* MATERIAL TO PROCESS *
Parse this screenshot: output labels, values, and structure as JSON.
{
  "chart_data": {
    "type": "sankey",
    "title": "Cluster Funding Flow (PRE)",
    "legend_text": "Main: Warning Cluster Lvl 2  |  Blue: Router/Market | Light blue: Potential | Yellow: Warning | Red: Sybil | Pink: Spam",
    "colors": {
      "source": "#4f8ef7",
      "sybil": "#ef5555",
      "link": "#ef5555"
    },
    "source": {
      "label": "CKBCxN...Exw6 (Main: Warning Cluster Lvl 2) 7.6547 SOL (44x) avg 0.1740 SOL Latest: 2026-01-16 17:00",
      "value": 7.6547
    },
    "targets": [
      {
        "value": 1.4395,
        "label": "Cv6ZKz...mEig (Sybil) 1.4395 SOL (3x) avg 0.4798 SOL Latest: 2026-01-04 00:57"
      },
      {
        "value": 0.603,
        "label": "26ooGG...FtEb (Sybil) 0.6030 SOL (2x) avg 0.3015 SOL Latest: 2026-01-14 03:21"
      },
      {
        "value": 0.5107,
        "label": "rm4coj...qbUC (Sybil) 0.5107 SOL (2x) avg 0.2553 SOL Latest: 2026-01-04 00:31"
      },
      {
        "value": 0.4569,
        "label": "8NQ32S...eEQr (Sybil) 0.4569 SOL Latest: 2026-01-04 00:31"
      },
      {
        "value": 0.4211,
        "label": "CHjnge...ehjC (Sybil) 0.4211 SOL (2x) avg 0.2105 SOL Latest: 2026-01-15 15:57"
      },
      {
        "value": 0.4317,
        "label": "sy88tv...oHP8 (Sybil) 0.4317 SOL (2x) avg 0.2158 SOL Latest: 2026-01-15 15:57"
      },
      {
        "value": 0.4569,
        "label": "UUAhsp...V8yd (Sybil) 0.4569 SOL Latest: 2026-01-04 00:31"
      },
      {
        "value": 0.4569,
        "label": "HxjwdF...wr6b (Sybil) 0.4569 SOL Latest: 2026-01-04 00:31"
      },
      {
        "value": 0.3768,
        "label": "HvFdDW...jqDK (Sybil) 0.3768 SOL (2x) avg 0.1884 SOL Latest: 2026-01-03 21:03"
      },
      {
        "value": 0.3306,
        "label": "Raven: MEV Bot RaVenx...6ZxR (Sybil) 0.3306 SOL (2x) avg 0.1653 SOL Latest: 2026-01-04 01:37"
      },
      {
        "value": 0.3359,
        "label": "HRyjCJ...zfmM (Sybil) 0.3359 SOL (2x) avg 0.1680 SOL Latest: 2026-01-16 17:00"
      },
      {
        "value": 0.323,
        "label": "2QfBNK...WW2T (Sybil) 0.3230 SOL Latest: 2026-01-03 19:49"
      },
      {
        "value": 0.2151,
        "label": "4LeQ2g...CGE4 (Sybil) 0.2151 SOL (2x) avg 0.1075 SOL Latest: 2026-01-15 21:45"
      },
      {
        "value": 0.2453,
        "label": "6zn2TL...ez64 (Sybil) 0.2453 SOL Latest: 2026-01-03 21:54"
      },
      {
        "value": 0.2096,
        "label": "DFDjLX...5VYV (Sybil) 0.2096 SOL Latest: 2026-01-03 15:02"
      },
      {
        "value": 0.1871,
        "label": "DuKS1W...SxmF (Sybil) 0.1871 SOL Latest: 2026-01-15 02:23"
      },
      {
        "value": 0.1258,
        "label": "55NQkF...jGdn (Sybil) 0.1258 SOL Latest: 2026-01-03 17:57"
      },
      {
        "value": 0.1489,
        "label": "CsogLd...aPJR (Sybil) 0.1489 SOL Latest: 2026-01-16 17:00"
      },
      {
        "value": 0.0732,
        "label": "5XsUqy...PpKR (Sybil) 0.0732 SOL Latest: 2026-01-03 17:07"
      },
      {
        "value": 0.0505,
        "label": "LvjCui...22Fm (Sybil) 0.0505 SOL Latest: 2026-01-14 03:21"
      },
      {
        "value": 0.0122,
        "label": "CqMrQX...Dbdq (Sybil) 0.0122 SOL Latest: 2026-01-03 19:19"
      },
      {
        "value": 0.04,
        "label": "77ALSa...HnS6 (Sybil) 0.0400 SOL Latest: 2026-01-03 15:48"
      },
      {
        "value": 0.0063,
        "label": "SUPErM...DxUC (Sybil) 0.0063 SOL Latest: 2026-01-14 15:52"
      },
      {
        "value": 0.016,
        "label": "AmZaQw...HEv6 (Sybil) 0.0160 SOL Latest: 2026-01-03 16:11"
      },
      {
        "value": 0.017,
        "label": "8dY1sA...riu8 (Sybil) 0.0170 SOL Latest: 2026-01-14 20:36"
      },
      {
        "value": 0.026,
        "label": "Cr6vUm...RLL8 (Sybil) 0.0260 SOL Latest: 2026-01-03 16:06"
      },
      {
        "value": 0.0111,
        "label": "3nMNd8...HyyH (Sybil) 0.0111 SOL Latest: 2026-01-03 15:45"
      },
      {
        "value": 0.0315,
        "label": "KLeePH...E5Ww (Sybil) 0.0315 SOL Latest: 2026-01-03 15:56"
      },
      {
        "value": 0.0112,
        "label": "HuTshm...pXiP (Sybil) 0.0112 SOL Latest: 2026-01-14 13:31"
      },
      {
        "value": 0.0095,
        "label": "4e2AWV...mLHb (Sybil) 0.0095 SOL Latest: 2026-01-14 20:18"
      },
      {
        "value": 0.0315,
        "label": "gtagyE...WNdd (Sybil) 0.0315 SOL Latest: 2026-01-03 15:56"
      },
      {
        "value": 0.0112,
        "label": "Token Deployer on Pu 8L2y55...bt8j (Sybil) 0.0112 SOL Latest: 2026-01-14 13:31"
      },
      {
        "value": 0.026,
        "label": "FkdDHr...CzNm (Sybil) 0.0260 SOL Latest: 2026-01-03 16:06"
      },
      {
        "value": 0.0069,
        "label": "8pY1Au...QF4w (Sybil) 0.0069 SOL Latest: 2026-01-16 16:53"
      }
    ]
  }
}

* WHAT IS EXPECTED *
Show all lines in the entries above where the string "Main" appears.

* EXERCISE SOLUTION *
    "legend_text": "Main: Warning Cluster Lvl 2  |  Blue: Router/Market | Light blue: Potential | Yellow: Warning | Red: Sybil | Pink: Spam",
      "label": "CKBCxN...Exw6 (Main: Warning Cluster Lvl 2) 7.6547 SOL (44x) avg 0.1740 SOL Latest: 2026-01-16 17:00",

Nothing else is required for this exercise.